#### What you are asked to do
In the listing below, locate the lines that hold "this" and copy them.

#### Excerpted records
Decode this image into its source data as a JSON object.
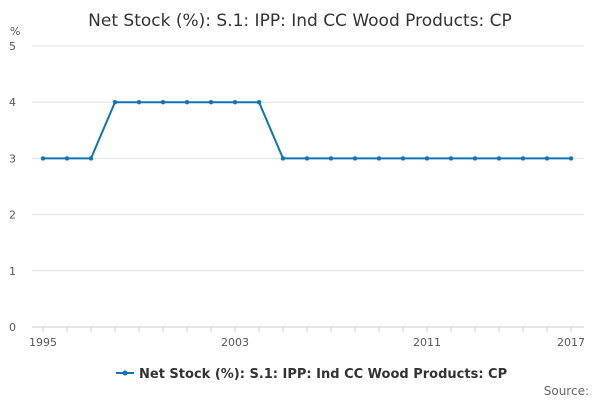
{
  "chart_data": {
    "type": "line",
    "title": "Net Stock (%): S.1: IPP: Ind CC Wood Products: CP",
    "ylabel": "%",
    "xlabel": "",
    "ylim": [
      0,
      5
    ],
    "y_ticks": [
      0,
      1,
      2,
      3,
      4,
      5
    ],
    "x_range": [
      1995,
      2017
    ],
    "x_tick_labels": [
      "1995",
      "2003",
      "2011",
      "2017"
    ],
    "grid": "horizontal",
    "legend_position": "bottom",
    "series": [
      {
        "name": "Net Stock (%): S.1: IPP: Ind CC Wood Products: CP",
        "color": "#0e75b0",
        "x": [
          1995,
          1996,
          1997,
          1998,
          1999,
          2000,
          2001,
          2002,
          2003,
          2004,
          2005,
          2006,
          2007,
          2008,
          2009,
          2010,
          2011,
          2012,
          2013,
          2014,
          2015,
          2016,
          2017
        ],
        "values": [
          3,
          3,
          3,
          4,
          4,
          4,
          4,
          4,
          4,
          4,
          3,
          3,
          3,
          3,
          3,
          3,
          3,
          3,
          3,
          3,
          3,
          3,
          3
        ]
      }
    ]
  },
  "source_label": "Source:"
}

...

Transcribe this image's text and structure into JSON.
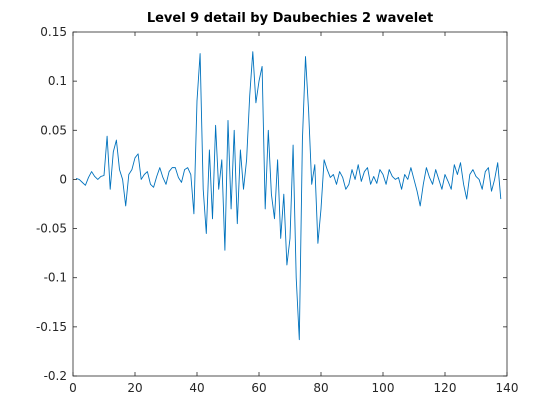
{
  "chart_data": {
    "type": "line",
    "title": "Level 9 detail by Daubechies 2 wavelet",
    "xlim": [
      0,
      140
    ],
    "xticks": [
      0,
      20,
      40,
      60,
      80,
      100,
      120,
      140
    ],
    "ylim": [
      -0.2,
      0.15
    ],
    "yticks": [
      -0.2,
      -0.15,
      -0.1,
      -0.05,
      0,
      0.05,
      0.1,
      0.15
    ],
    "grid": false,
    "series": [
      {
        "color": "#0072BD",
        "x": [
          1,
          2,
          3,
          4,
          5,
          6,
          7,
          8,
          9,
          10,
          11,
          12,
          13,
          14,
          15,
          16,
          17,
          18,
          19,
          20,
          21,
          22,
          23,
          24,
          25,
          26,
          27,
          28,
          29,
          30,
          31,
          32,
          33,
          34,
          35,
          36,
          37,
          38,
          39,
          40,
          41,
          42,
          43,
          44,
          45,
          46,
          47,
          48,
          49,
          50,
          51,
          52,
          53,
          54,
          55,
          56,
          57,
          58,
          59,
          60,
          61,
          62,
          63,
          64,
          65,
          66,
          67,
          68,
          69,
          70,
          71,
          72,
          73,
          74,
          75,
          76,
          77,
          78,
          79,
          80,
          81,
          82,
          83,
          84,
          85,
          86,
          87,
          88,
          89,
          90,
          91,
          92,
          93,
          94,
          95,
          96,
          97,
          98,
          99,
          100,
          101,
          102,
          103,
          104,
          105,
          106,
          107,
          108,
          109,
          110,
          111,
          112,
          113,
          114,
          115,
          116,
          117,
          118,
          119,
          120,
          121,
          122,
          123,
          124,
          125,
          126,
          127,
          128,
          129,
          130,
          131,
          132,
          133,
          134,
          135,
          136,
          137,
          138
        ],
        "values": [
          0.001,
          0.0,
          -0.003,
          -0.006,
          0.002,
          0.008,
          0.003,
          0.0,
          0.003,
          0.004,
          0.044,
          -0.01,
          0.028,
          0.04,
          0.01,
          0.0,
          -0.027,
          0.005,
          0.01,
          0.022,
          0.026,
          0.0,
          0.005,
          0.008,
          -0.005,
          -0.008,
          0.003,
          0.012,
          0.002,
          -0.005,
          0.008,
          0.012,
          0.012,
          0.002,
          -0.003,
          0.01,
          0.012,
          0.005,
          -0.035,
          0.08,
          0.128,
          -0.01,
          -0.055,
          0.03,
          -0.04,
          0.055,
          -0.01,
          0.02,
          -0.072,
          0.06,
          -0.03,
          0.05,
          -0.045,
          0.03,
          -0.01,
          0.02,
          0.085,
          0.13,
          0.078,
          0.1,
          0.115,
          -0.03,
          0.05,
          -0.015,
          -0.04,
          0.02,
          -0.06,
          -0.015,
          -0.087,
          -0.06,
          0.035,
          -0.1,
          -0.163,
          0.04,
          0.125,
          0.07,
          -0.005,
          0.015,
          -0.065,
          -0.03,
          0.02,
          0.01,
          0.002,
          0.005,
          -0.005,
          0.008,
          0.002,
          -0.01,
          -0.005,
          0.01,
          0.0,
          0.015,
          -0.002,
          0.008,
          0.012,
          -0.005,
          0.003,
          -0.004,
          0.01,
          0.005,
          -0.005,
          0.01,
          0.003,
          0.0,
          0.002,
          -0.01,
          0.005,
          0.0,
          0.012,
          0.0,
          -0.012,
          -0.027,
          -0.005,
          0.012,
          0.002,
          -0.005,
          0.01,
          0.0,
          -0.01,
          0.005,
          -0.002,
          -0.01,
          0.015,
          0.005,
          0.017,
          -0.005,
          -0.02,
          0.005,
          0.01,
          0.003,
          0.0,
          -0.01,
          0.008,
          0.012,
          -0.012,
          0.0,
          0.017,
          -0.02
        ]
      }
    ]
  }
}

#### Correct output
Decode this image into its source data as a JSON object.
Transcribe this image's text and structure into JSON.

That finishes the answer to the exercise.